■ Set task
Extract the lines beginning at the one that holds "Decode this image" and ending at the final line of the material below, keeping them exact and leaving out all pictures.

■ Records provided
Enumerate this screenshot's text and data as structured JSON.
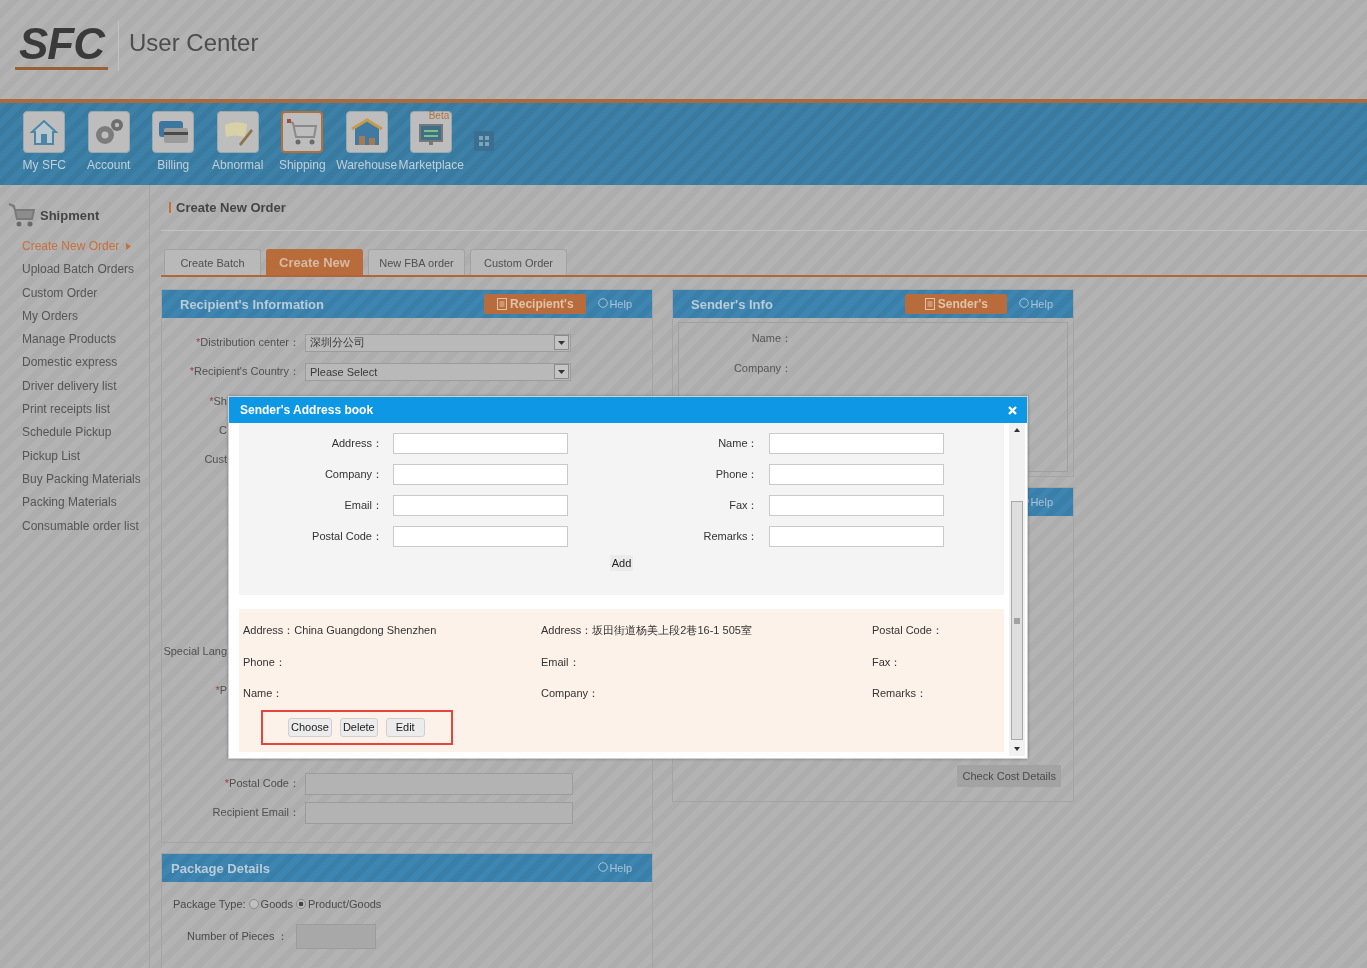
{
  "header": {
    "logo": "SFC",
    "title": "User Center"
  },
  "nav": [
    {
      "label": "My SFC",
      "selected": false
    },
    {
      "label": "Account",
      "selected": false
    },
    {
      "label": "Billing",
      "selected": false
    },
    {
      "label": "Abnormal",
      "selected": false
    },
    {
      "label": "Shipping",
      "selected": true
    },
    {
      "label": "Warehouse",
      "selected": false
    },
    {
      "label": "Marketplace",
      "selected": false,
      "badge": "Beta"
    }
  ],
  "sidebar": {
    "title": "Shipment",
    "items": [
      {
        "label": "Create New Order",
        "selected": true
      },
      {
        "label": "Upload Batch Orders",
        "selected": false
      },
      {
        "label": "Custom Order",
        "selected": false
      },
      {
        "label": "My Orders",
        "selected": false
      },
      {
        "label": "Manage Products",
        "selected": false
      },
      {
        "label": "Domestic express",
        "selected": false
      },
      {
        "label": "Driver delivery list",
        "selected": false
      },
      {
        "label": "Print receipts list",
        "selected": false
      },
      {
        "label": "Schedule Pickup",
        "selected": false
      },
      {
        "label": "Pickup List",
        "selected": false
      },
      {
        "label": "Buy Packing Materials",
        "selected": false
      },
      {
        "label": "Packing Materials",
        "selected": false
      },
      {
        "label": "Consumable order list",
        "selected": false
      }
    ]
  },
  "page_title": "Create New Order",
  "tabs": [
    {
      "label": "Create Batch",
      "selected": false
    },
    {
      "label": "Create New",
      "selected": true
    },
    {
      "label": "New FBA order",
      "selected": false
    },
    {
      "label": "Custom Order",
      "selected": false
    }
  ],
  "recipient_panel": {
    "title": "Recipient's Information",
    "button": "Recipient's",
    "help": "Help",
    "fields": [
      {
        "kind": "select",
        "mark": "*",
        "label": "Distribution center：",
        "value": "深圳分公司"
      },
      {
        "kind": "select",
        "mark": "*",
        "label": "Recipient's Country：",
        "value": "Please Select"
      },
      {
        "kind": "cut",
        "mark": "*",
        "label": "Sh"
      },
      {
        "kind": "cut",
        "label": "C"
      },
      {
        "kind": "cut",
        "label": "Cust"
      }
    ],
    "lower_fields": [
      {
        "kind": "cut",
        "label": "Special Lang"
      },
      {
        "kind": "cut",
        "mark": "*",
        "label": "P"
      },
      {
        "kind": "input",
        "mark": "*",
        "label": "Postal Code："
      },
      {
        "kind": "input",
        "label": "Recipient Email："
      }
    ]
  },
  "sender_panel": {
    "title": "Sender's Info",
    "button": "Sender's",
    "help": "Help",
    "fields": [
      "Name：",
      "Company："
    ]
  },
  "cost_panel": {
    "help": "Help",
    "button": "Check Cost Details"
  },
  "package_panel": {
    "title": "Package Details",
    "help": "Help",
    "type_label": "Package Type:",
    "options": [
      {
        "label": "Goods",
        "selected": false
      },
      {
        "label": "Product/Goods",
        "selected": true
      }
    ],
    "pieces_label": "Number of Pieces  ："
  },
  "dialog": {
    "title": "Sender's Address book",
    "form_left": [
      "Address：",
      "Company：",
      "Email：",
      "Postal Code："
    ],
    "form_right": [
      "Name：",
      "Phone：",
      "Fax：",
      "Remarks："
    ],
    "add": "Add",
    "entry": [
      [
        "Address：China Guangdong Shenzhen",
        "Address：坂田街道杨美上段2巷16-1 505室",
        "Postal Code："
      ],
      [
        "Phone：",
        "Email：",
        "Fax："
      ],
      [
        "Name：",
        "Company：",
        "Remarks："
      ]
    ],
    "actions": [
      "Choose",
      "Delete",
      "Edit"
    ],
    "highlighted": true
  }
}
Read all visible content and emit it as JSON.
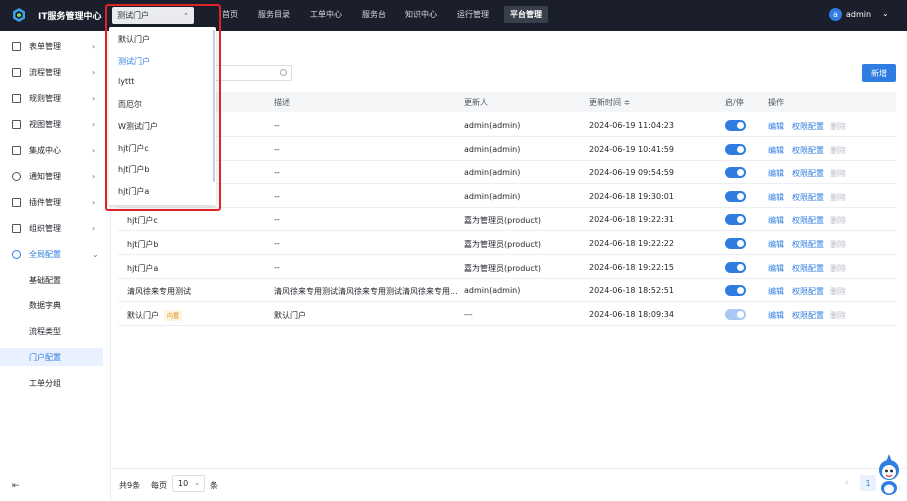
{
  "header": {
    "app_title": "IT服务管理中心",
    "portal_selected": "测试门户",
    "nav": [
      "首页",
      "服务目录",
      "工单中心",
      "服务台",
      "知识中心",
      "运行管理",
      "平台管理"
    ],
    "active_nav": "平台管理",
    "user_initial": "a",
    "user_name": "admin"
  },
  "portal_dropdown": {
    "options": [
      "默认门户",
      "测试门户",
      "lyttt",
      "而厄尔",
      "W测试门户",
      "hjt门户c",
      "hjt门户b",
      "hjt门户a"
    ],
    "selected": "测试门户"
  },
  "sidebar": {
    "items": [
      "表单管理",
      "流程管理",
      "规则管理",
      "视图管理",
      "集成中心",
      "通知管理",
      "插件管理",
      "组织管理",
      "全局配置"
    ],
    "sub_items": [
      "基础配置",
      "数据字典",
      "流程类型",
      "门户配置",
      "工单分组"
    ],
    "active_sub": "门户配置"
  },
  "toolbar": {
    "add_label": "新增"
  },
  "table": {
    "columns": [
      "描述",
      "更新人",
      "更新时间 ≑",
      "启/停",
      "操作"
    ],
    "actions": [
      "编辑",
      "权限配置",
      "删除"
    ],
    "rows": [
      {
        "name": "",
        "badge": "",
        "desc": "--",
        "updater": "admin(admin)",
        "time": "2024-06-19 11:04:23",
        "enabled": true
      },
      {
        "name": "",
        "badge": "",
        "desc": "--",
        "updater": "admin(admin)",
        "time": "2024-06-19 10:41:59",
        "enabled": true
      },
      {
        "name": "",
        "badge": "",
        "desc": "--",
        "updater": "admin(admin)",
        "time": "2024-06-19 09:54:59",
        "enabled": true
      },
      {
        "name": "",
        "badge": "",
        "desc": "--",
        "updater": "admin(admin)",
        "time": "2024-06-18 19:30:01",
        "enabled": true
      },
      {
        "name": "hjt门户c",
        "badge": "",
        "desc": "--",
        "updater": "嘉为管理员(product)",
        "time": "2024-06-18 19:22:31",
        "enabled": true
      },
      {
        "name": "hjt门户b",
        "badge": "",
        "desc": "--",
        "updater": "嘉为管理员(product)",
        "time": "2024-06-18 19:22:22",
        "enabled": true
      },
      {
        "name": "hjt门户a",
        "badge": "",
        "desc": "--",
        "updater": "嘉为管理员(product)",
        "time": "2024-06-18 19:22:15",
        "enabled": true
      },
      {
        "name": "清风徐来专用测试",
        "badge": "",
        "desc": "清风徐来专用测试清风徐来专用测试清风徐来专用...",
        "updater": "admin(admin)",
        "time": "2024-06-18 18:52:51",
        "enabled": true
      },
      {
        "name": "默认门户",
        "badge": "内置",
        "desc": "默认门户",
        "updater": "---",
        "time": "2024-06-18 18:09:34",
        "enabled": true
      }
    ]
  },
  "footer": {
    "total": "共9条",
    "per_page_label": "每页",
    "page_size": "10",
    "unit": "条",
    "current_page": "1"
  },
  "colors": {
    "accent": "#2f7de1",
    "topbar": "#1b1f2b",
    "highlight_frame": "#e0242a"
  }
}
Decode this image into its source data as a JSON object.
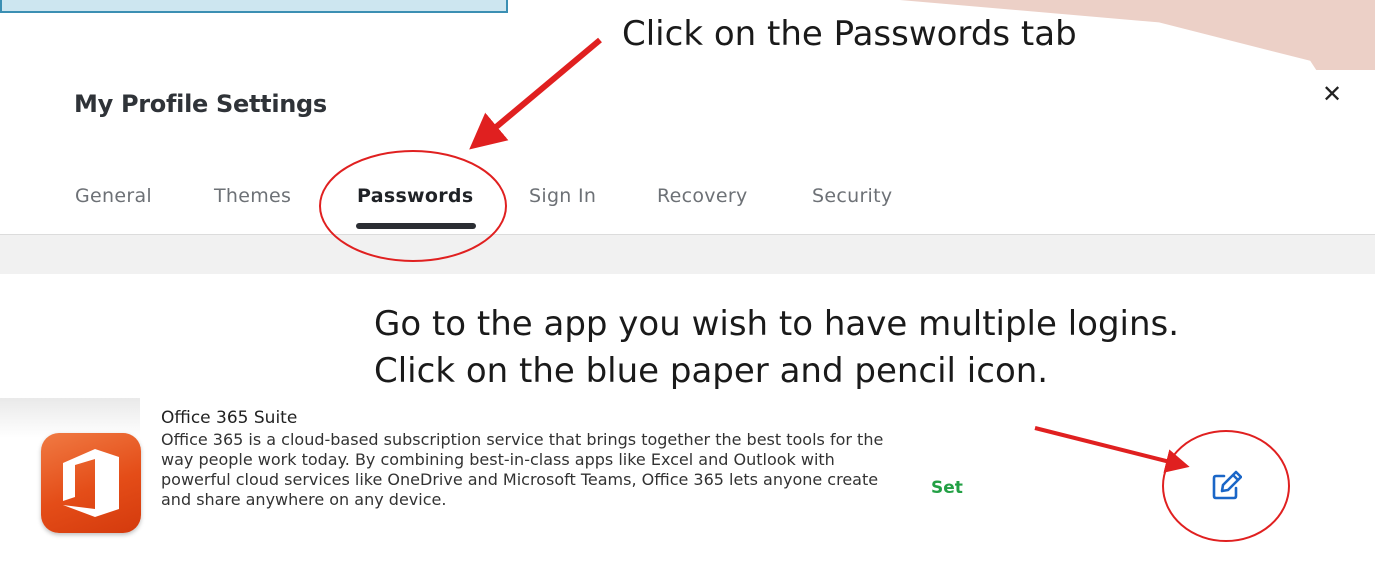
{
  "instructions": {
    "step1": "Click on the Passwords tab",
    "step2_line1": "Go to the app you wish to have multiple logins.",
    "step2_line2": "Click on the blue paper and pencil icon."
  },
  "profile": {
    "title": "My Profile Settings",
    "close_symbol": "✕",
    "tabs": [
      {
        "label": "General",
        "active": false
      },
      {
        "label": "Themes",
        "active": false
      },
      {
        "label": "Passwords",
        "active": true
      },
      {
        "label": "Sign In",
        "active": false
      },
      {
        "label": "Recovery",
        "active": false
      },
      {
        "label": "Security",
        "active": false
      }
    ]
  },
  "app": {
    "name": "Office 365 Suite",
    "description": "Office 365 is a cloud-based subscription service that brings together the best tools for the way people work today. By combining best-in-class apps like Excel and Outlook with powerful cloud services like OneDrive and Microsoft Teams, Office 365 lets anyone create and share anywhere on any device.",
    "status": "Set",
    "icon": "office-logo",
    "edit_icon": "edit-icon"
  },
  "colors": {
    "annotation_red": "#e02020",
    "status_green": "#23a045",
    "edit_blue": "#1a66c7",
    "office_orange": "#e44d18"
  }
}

■ Exercise result
Decode this image into its source data as a JSON object.
{
  "instructions": {
    "step1": "Click on the Passwords tab",
    "step2_line1": "Go to the app you wish to have multiple logins.",
    "step2_line2": "Click on the blue paper and pencil icon."
  },
  "profile": {
    "title": "My Profile Settings",
    "close_symbol": "✕",
    "tabs": [
      {
        "label": "General",
        "active": false
      },
      {
        "label": "Themes",
        "active": false
      },
      {
        "label": "Passwords",
        "active": true
      },
      {
        "label": "Sign In",
        "active": false
      },
      {
        "label": "Recovery",
        "active": false
      },
      {
        "label": "Security",
        "active": false
      }
    ]
  },
  "app": {
    "name": "Office 365 Suite",
    "description": "Office 365 is a cloud-based subscription service that brings together the best tools for the way people work today. By combining best-in-class apps like Excel and Outlook with powerful cloud services like OneDrive and Microsoft Teams, Office 365 lets anyone create and share anywhere on any device.",
    "status": "Set",
    "icon": "office-logo",
    "edit_icon": "edit-icon"
  },
  "colors": {
    "annotation_red": "#e02020",
    "status_green": "#23a045",
    "edit_blue": "#1a66c7",
    "office_orange": "#e44d18"
  }
}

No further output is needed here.